TASK MATERIAL ▸
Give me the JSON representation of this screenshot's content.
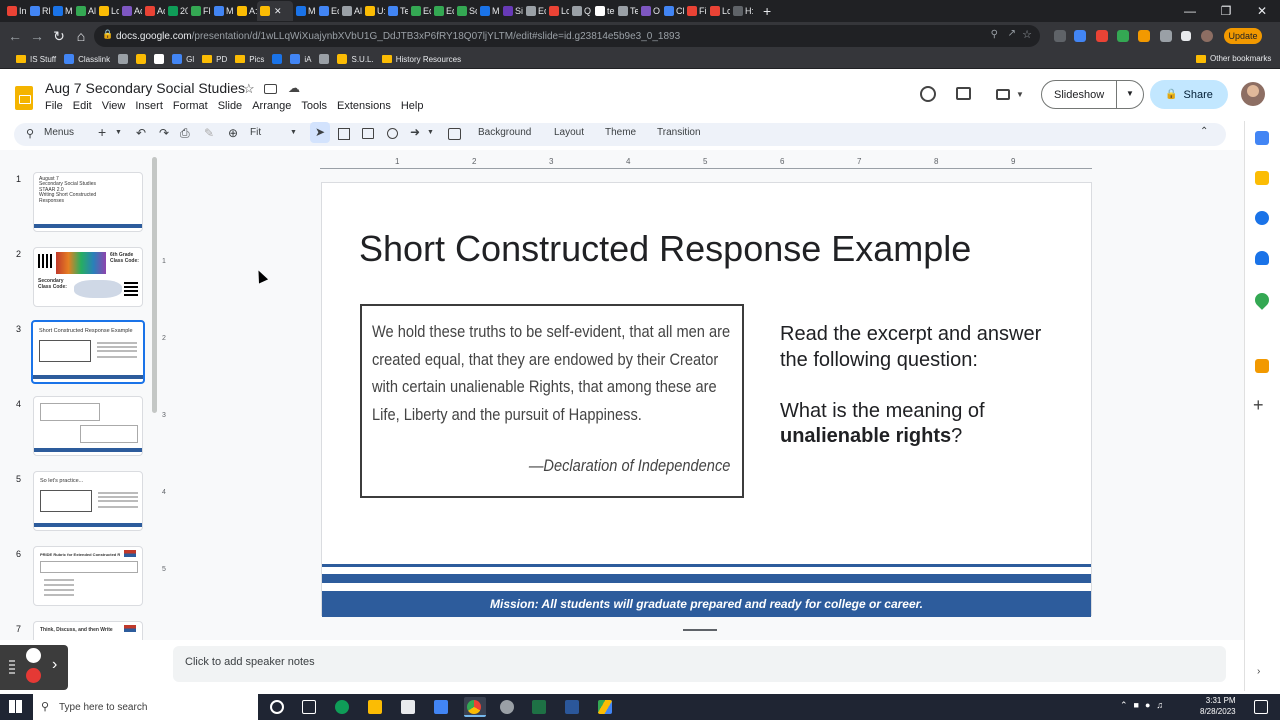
{
  "browser": {
    "tabs": [
      "In",
      "RF",
      "M",
      "Al",
      "Lo",
      "Ac",
      "Ac",
      "20",
      "Fl",
      "M",
      "A:",
      "",
      "M",
      "Ec",
      "Al",
      "U:",
      "Te",
      "Ec",
      "Ec",
      "Sc",
      "M",
      "Si",
      "Ec",
      "Lc",
      "Q",
      "te",
      "Te",
      "O",
      "Cl",
      "Fi",
      "Lc",
      "H:"
    ],
    "active_tab_index": 11,
    "new_tab": "+",
    "url_host": "docs.google.com",
    "url_path": "/presentation/d/1wLLqWiXuajynbXVbU1G_DdJTB3xP6fRY18Q07ljYLTM/edit#slide=id.g23814e5b9e3_0_1893",
    "update_label": "Update",
    "bookmarks": [
      "IS Stuff",
      "Classlink",
      "",
      "",
      "",
      "Gl",
      "PD",
      "Pics",
      "",
      "iA",
      "",
      "S.U.L.",
      "History Resources"
    ],
    "other_bookmarks": "Other bookmarks"
  },
  "app": {
    "title": "Aug 7 Secondary Social Studies",
    "menu": [
      "File",
      "Edit",
      "View",
      "Insert",
      "Format",
      "Slide",
      "Arrange",
      "Tools",
      "Extensions",
      "Help"
    ],
    "slideshow_label": "Slideshow",
    "share_label": "Share"
  },
  "toolbar": {
    "menus_label": "Menus",
    "zoom_label": "Fit",
    "background_label": "Background",
    "layout_label": "Layout",
    "theme_label": "Theme",
    "transition_label": "Transition"
  },
  "ruler": {
    "top": [
      "1",
      "2",
      "3",
      "4",
      "5",
      "6",
      "7",
      "8",
      "9"
    ],
    "left": [
      "1",
      "2",
      "3",
      "4",
      "5"
    ]
  },
  "filmstrip": {
    "numbers": [
      "1",
      "2",
      "3",
      "4",
      "5",
      "6",
      "7"
    ],
    "slide1_lines": [
      "August 7",
      "Secondary Social Studies",
      "STAAR 2.0",
      "Writing Short Constructed",
      "Responses"
    ],
    "slide2_texts": [
      "6th Grade Class Code:",
      "Secondary Class Code:"
    ],
    "slide3_title": "Short Constructed Response Example",
    "slide5_title": "So let's practice...",
    "slide6_title": "PRIDE Rubric for Extended Constructed Response",
    "slide7_title": "Think, Discuss, and then Write",
    "selected_index": 2
  },
  "slide": {
    "title": "Short Constructed Response Example",
    "quote": "We hold these truths to be self-evident, that all men are created equal, that they are endowed by their Creator with certain unalienable Rights, that among these are Life, Liberty and the pursuit of Happiness.",
    "attribution": "—Declaration of Independence",
    "prompt_line1": "Read the excerpt and answer the following question:",
    "prompt_line2_prefix": "What is the meaning of",
    "prompt_line2_bold": "unalienable rights",
    "prompt_line2_suffix": "?",
    "mission": "Mission: All students will graduate prepared and ready for college or career."
  },
  "notes": {
    "placeholder": "Click to add speaker notes"
  },
  "taskbar": {
    "search_placeholder": "Type here to search",
    "time": "3:31 PM",
    "date": "8/28/2023"
  },
  "colors": {
    "accent": "#1a73e8",
    "slide_band": "#2d5c9c",
    "share_bg": "#c2e7ff",
    "docs_yellow": "#f4b400"
  }
}
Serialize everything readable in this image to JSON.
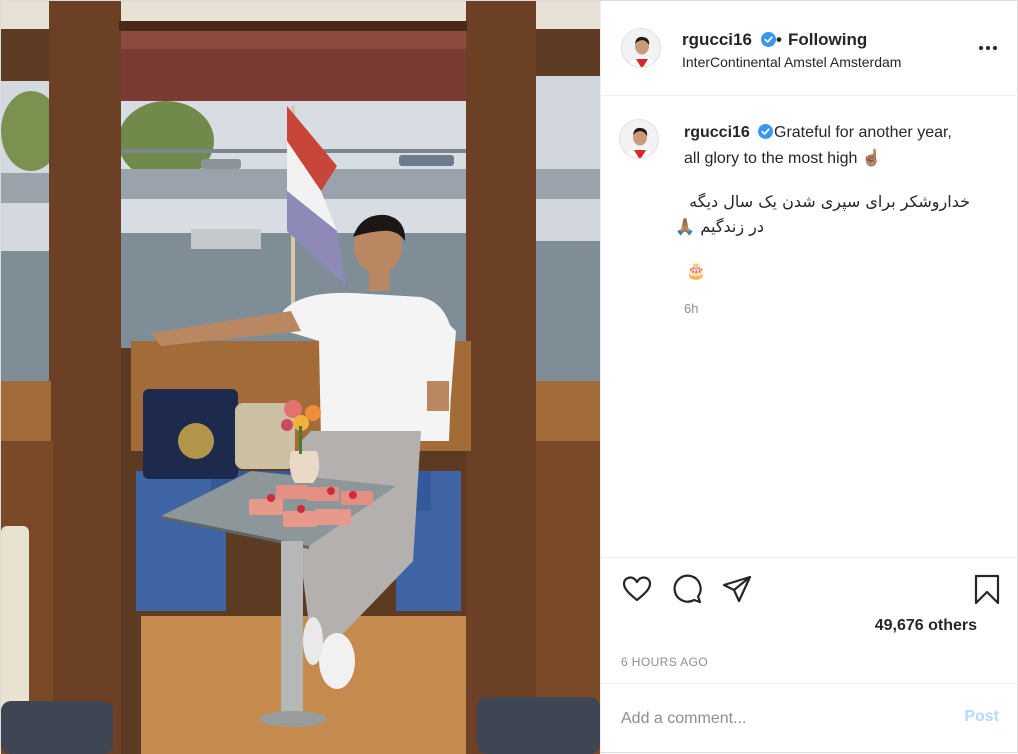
{
  "post": {
    "image_description_hidden": null
  },
  "header": {
    "username": "rgucci16",
    "follow_separator": "•",
    "follow_label": "Following",
    "location": "InterContinental Amstel Amsterdam"
  },
  "caption": {
    "username": "rgucci16",
    "line1": "Grateful for another year,",
    "line2": "all glory to the most high ☝🏽",
    "persian_line1": "خداروشکر برای سپری شدن یک سال دیگه",
    "persian_line2": "در زندگیم 🙏🏽",
    "emoji_line": "🎂",
    "time_ago": "6h"
  },
  "actions": {
    "icons": [
      "heart-icon",
      "comment-icon",
      "share-icon",
      "bookmark-icon"
    ]
  },
  "likes": {
    "text": "49,676 others"
  },
  "post_time": "6 HOURS AGO",
  "comment": {
    "placeholder": "Add a comment...",
    "post_label": "Post"
  },
  "colors": {
    "verified_blue": "#3897f0",
    "post_button_disabled": "#b3dbff",
    "muted_text": "#8e8e8e"
  }
}
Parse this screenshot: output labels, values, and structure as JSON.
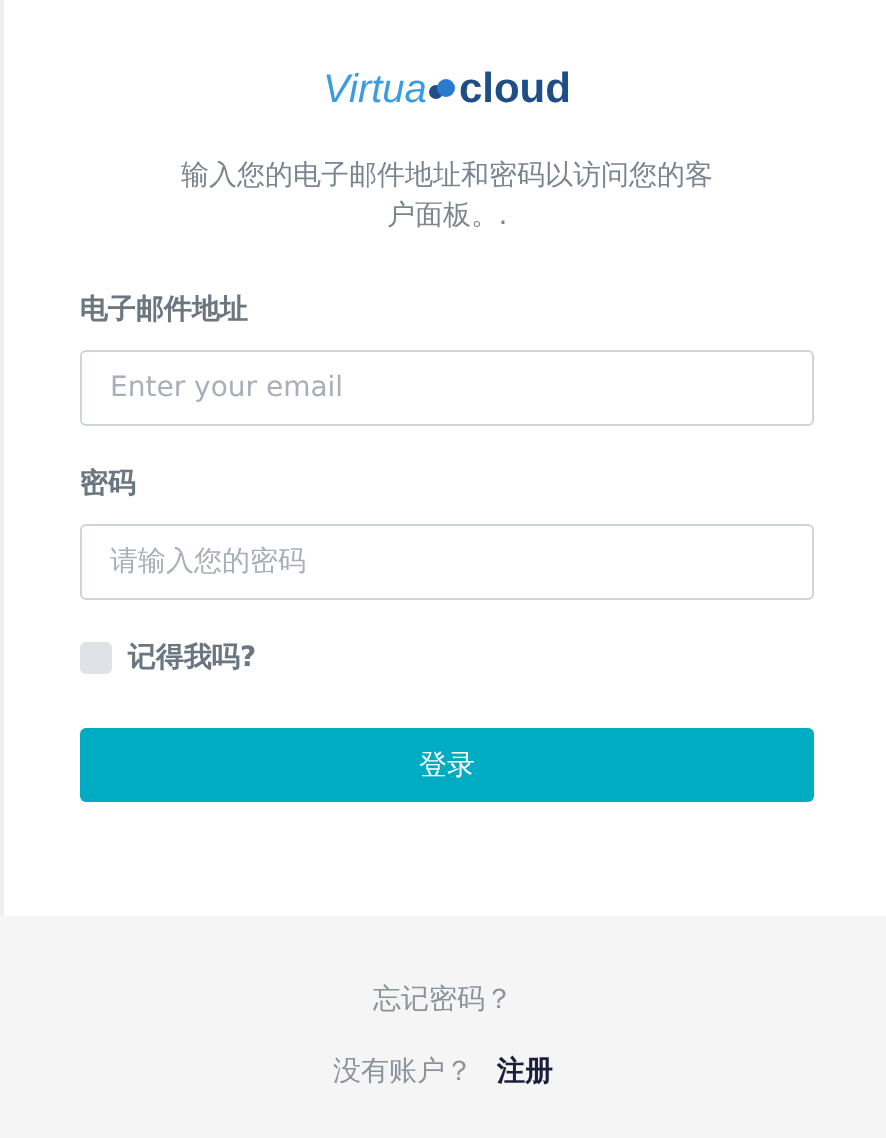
{
  "logo": {
    "light": "Virtua",
    "bold": "cloud"
  },
  "intro": "输入您的电子邮件地址和密码以访问您的客户面板。.",
  "fields": [
    {
      "label": "电子邮件地址",
      "placeholder": "Enter your email"
    },
    {
      "label": "密码",
      "placeholder": "请输入您的密码"
    }
  ],
  "remember": {
    "label": "记得我吗?",
    "checked": false
  },
  "submit": "登录",
  "footer": {
    "forgot": "忘记密码？",
    "no_account": "没有账户？",
    "register": "注册"
  }
}
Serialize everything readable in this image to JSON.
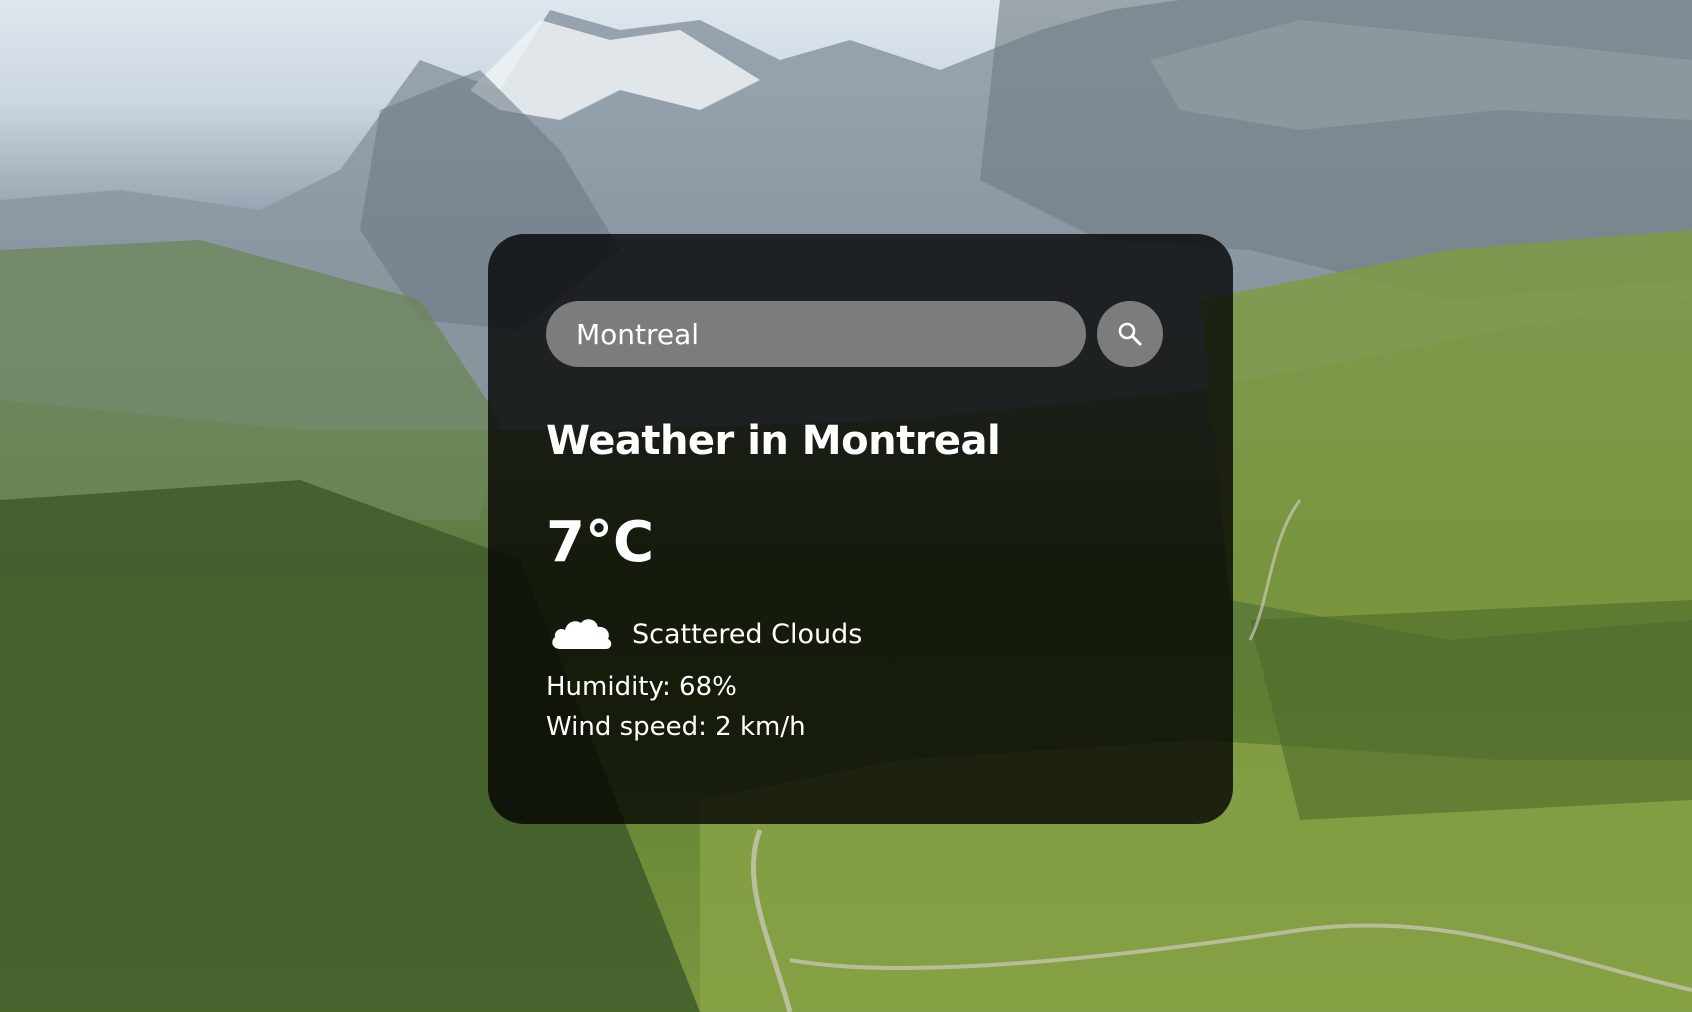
{
  "search": {
    "value": "Montreal",
    "placeholder": "Search",
    "button_icon": "search-icon"
  },
  "weather": {
    "title": "Weather in Montreal",
    "temperature": "7°C",
    "description": "Scattered Clouds",
    "description_icon": "cloud-icon",
    "humidity": "Humidity: 68%",
    "wind": "Wind speed: 2 km/h"
  },
  "colors": {
    "card_background": "rgba(0, 0, 0, 0.78)",
    "input_background": "#7c7c7c",
    "text": "#ffffff"
  }
}
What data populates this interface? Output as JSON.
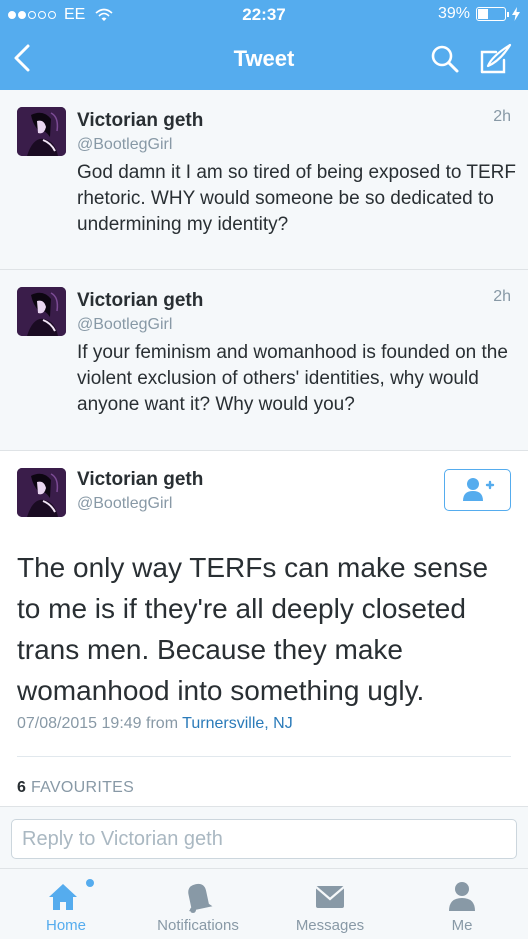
{
  "status_bar": {
    "carrier": "EE",
    "time": "22:37",
    "battery": "39%",
    "battery_level": 0.39
  },
  "nav": {
    "title": "Tweet"
  },
  "tweets": [
    {
      "name": "Victorian geth",
      "handle": "@BootlegGirl",
      "time": "2h",
      "text": "God damn it I am so tired of being exposed to TERF rhetoric. WHY would someone be so dedicated to undermining my identity?"
    },
    {
      "name": "Victorian geth",
      "handle": "@BootlegGirl",
      "time": "2h",
      "text": "If your feminism and womanhood is founded on the violent exclusion of others' identities, why would anyone want it? Why would you?"
    }
  ],
  "main": {
    "name": "Victorian geth",
    "handle": "@BootlegGirl",
    "text": "The only way TERFs can make sense to me is if they're all deeply closeted trans men. Because they make womanhood into something ugly.",
    "date": "07/08/2015 19:49",
    "from_label": "from",
    "location": "Turnersville, NJ",
    "favourites_count": "6",
    "favourites_label": "FAVOURITES"
  },
  "reply": {
    "placeholder": "Reply to Victorian geth"
  },
  "tabs": [
    {
      "label": "Home",
      "icon": "home-icon"
    },
    {
      "label": "Notifications",
      "icon": "bell-icon"
    },
    {
      "label": "Messages",
      "icon": "envelope-icon"
    },
    {
      "label": "Me",
      "icon": "person-icon"
    }
  ],
  "colors": {
    "brand": "#55acee",
    "link": "#2b7bb9",
    "muted": "#8899a6"
  }
}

WHAT YOU WILL DO ▸
Leave out the pictures and restate everything else word for word.

TASK ANSWER ▸
Give me the JSON representation of this screenshot's content.
{
  "browser": {
    "tabs": [
      "In",
      "RF",
      "M",
      "Al",
      "Lo",
      "Ac",
      "Ac",
      "20",
      "Fl",
      "M",
      "A:",
      "",
      "M",
      "Ec",
      "Al",
      "U:",
      "Te",
      "Ec",
      "Ec",
      "Sc",
      "M",
      "Si",
      "Ec",
      "Lc",
      "Q",
      "te",
      "Te",
      "O",
      "Cl",
      "Fi",
      "Lc",
      "H:"
    ],
    "active_tab_index": 11,
    "new_tab": "+",
    "url_host": "docs.google.com",
    "url_path": "/presentation/d/1wLLqWiXuajynbXVbU1G_DdJTB3xP6fRY18Q07ljYLTM/edit#slide=id.g23814e5b9e3_0_1893",
    "update_label": "Update",
    "bookmarks": [
      "IS Stuff",
      "Classlink",
      "",
      "",
      "",
      "Gl",
      "PD",
      "Pics",
      "",
      "iA",
      "",
      "S.U.L.",
      "History Resources"
    ],
    "other_bookmarks": "Other bookmarks"
  },
  "app": {
    "title": "Aug 7 Secondary Social Studies",
    "menu": [
      "File",
      "Edit",
      "View",
      "Insert",
      "Format",
      "Slide",
      "Arrange",
      "Tools",
      "Extensions",
      "Help"
    ],
    "slideshow_label": "Slideshow",
    "share_label": "Share"
  },
  "toolbar": {
    "menus_label": "Menus",
    "zoom_label": "Fit",
    "background_label": "Background",
    "layout_label": "Layout",
    "theme_label": "Theme",
    "transition_label": "Transition"
  },
  "ruler": {
    "top": [
      "1",
      "2",
      "3",
      "4",
      "5",
      "6",
      "7",
      "8",
      "9"
    ],
    "left": [
      "1",
      "2",
      "3",
      "4",
      "5"
    ]
  },
  "filmstrip": {
    "numbers": [
      "1",
      "2",
      "3",
      "4",
      "5",
      "6",
      "7"
    ],
    "slide1_lines": [
      "August 7",
      "Secondary Social Studies",
      "STAAR 2.0",
      "Writing Short Constructed",
      "Responses"
    ],
    "slide2_texts": [
      "6th Grade Class Code:",
      "Secondary Class Code:"
    ],
    "slide3_title": "Short Constructed Response Example",
    "slide5_title": "So let's practice...",
    "slide6_title": "PRIDE Rubric for Extended Constructed Response",
    "slide7_title": "Think, Discuss, and then Write",
    "selected_index": 2
  },
  "slide": {
    "title": "Short Constructed Response Example",
    "quote": "We hold these truths to be self-evident, that all men are created equal, that they are endowed by their Creator with certain unalienable Rights, that among these are Life, Liberty and the pursuit of Happiness.",
    "attribution": "—Declaration of Independence",
    "prompt_line1": "Read the excerpt and answer the following question:",
    "prompt_line2_prefix": "What is the meaning of",
    "prompt_line2_bold": "unalienable rights",
    "prompt_line2_suffix": "?",
    "mission": "Mission: All students will graduate prepared and ready for college or career."
  },
  "notes": {
    "placeholder": "Click to add speaker notes"
  },
  "taskbar": {
    "search_placeholder": "Type here to search",
    "time": "3:31 PM",
    "date": "8/28/2023"
  },
  "colors": {
    "accent": "#1a73e8",
    "slide_band": "#2d5c9c",
    "share_bg": "#c2e7ff",
    "docs_yellow": "#f4b400"
  }
}
Serialize everything readable in this image to JSON.
{
  "post": {
    "image_description_hidden": null
  },
  "header": {
    "username": "rgucci16",
    "follow_separator": "•",
    "follow_label": "Following",
    "location": "InterContinental Amstel Amsterdam"
  },
  "caption": {
    "username": "rgucci16",
    "line1": "Grateful for another year,",
    "line2": "all glory to the most high ☝🏽",
    "persian_line1": "خداروشکر برای سپری شدن یک سال دیگه",
    "persian_line2": "در زندگیم 🙏🏽",
    "emoji_line": "🎂",
    "time_ago": "6h"
  },
  "actions": {
    "icons": [
      "heart-icon",
      "comment-icon",
      "share-icon",
      "bookmark-icon"
    ]
  },
  "likes": {
    "text": "49,676 others"
  },
  "post_time": "6 HOURS AGO",
  "comment": {
    "placeholder": "Add a comment...",
    "post_label": "Post"
  },
  "colors": {
    "verified_blue": "#3897f0",
    "post_button_disabled": "#b3dbff",
    "muted_text": "#8e8e8e"
  }
}
Parse this screenshot: output labels, values, and structure as JSON.
{
  "logo": {
    "light": "Virtua",
    "bold": "cloud"
  },
  "intro": "输入您的电子邮件地址和密码以访问您的客户面板。.",
  "fields": [
    {
      "label": "电子邮件地址",
      "placeholder": "Enter your email"
    },
    {
      "label": "密码",
      "placeholder": "请输入您的密码"
    }
  ],
  "remember": {
    "label": "记得我吗?",
    "checked": false
  },
  "submit": "登录",
  "footer": {
    "forgot": "忘记密码？",
    "no_account": "没有账户？",
    "register": "注册"
  }
}
Serialize everything readable in this image to JSON.
{
  "search": {
    "value": "Montreal",
    "placeholder": "Search",
    "button_icon": "search-icon"
  },
  "weather": {
    "title": "Weather in Montreal",
    "temperature": "7°C",
    "description": "Scattered Clouds",
    "description_icon": "cloud-icon",
    "humidity": "Humidity: 68%",
    "wind": "Wind speed: 2 km/h"
  },
  "colors": {
    "card_background": "rgba(0, 0, 0, 0.78)",
    "input_background": "#7c7c7c",
    "text": "#ffffff"
  }
}
What data populates this interface? Output as JSON.
{
  "status_bar": {
    "carrier": "EE",
    "time": "22:37",
    "battery": "39%",
    "battery_level": 0.39
  },
  "nav": {
    "title": "Tweet"
  },
  "tweets": [
    {
      "name": "Victorian geth",
      "handle": "@BootlegGirl",
      "time": "2h",
      "text": "God damn it I am so tired of being exposed to TERF rhetoric. WHY would someone be so dedicated to undermining my identity?"
    },
    {
      "name": "Victorian geth",
      "handle": "@BootlegGirl",
      "time": "2h",
      "text": "If your feminism and womanhood is founded on the violent exclusion of others' identities, why would anyone want it? Why would you?"
    }
  ],
  "main": {
    "name": "Victorian geth",
    "handle": "@BootlegGirl",
    "text": "The only way TERFs can make sense to me is if they're all deeply closeted trans men. Because they make womanhood into something ugly.",
    "date": "07/08/2015 19:49",
    "from_label": "from",
    "location": "Turnersville, NJ",
    "favourites_count": "6",
    "favourites_label": "FAVOURITES"
  },
  "reply": {
    "placeholder": "Reply to Victorian geth"
  },
  "tabs": [
    {
      "label": "Home",
      "icon": "home-icon"
    },
    {
      "label": "Notifications",
      "icon": "bell-icon"
    },
    {
      "label": "Messages",
      "icon": "envelope-icon"
    },
    {
      "label": "Me",
      "icon": "person-icon"
    }
  ],
  "colors": {
    "brand": "#55acee",
    "link": "#2b7bb9",
    "muted": "#8899a6"
  }
}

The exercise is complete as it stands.